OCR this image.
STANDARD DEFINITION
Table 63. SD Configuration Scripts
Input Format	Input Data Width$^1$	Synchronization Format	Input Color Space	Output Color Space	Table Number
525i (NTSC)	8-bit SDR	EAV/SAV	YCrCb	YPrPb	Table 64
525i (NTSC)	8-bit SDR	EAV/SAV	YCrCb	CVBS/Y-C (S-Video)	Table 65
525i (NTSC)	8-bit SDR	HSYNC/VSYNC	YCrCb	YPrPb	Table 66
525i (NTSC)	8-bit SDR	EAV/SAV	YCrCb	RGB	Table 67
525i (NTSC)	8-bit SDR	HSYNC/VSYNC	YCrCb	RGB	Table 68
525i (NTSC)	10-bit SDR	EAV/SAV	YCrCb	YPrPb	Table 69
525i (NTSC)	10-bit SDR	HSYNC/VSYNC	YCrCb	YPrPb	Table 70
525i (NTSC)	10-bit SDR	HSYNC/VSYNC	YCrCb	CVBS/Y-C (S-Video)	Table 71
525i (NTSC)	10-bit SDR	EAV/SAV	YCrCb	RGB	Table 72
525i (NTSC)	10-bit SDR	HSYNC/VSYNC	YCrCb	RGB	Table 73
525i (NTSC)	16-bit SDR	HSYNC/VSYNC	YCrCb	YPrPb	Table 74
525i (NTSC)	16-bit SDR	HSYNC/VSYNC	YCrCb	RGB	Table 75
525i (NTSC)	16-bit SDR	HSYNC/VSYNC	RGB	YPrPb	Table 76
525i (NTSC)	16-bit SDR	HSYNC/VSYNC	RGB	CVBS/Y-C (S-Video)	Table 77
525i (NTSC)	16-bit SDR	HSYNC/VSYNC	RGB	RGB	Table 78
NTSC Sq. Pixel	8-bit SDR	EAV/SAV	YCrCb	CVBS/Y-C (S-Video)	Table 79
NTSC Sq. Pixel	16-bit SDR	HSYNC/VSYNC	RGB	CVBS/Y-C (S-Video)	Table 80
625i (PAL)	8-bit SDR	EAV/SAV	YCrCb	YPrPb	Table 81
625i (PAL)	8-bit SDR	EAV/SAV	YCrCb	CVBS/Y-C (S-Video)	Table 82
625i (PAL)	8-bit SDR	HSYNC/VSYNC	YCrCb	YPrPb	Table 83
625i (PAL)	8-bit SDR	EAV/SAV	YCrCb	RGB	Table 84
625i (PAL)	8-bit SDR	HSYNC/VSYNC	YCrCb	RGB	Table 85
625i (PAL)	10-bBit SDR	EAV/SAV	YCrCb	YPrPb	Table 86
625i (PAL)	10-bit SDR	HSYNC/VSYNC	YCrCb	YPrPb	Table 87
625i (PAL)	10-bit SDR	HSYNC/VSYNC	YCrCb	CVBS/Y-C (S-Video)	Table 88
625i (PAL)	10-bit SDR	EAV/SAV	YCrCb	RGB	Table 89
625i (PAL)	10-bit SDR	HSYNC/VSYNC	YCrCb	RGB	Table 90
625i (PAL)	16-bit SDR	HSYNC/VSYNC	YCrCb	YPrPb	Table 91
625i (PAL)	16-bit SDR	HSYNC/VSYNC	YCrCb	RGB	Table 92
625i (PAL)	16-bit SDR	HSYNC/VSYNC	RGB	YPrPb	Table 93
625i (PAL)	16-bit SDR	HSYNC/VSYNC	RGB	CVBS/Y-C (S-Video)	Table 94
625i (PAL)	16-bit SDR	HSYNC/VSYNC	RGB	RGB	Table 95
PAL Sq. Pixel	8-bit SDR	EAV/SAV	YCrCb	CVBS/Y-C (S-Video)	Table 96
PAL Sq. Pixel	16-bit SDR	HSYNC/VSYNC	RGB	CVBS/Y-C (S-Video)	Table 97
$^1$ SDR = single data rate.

---

[DIRECTIVE] Go through the material above line by line and copy it exactly.

[TASK SOLUTION]
OCR this image.
STANDARD DEFINITION
Table 63. SD Configuration Scripts
Input Format	Input Data Width$^1$	Synchronization Format	Input Color Space	Output Color Space	Table Number
525i (NTSC)	8-bit SDR	EAV/SAV	YCrCb	YPrPb	Table 64
525i (NTSC)	8-bit SDR	EAV/SAV	YCrCb	CVBS/Y-C (S-Video)	Table 65
525i (NTSC)	8-bit SDR	HSYNC/VSYNC	YCrCb	YPrPb	Table 66
525i (NTSC)	8-bit SDR	EAV/SAV	YCrCb	RGB	Table 67
525i (NTSC)	8-bit SDR	HSYNC/VSYNC	YCrCb	RGB	Table 68
525i (NTSC)	10-bit SDR	EAV/SAV	YCrCb	YPrPb	Table 69
525i (NTSC)	10-bit SDR	HSYNC/VSYNC	YCrCb	YPrPb	Table 70
525i (NTSC)	10-bit SDR	HSYNC/VSYNC	YCrCb	CVBS/Y-C (S-Video)	Table 71
525i (NTSC)	10-bit SDR	EAV/SAV	YCrCb	RGB	Table 72
525i (NTSC)	10-bit SDR	HSYNC/VSYNC	YCrCb	RGB	Table 73
525i (NTSC)	16-bit SDR	HSYNC/VSYNC	YCrCb	YPrPb	Table 74
525i (NTSC)	16-bit SDR	HSYNC/VSYNC	YCrCb	RGB	Table 75
525i (NTSC)	16-bit SDR	HSYNC/VSYNC	RGB	YPrPb	Table 76
525i (NTSC)	16-bit SDR	HSYNC/VSYNC	RGB	CVBS/Y-C (S-Video)	Table 77
525i (NTSC)	16-bit SDR	HSYNC/VSYNC	RGB	RGB	Table 78
NTSC Sq. Pixel	8-bit SDR	EAV/SAV	YCrCb	CVBS/Y-C (S-Video)	Table 79
NTSC Sq. Pixel	16-bit SDR	HSYNC/VSYNC	RGB	CVBS/Y-C (S-Video)	Table 80
625i (PAL)	8-bit SDR	EAV/SAV	YCrCb	YPrPb	Table 81
625i (PAL)	8-bit SDR	EAV/SAV	YCrCb	CVBS/Y-C (S-Video)	Table 82
625i (PAL)	8-bit SDR	HSYNC/VSYNC	YCrCb	YPrPb	Table 83
625i (PAL)	8-bit SDR	EAV/SAV	YCrCb	RGB	Table 84
625i (PAL)	8-bit SDR	HSYNC/VSYNC	YCrCb	RGB	Table 85
625i (PAL)	10-bBit SDR	EAV/SAV	YCrCb	YPrPb	Table 86
625i (PAL)	10-bit SDR	HSYNC/VSYNC	YCrCb	YPrPb	Table 87
625i (PAL)	10-bit SDR	HSYNC/VSYNC	YCrCb	CVBS/Y-C (S-Video)	Table 88
625i (PAL)	10-bit SDR	EAV/SAV	YCrCb	RGB	Table 89
625i (PAL)	10-bit SDR	HSYNC/VSYNC	YCrCb	RGB	Table 90
625i (PAL)	16-bit SDR	HSYNC/VSYNC	YCrCb	YPrPb	Table 91
625i (PAL)	16-bit SDR	HSYNC/VSYNC	YCrCb	RGB	Table 92
625i (PAL)	16-bit SDR	HSYNC/VSYNC	RGB	YPrPb	Table 93
625i (PAL)	16-bit SDR	HSYNC/VSYNC	RGB	CVBS/Y-C (S-Video)	Table 94
625i (PAL)	16-bit SDR	HSYNC/VSYNC	RGB	RGB	Table 95
PAL Sq. Pixel	8-bit SDR	EAV/SAV	YCrCb	CVBS/Y-C (S-Video)	Table 96
PAL Sq. Pixel	16-bit SDR	HSYNC/VSYNC	RGB	CVBS/Y-C (S-Video)	Table 97
$^1$ SDR = single data rate.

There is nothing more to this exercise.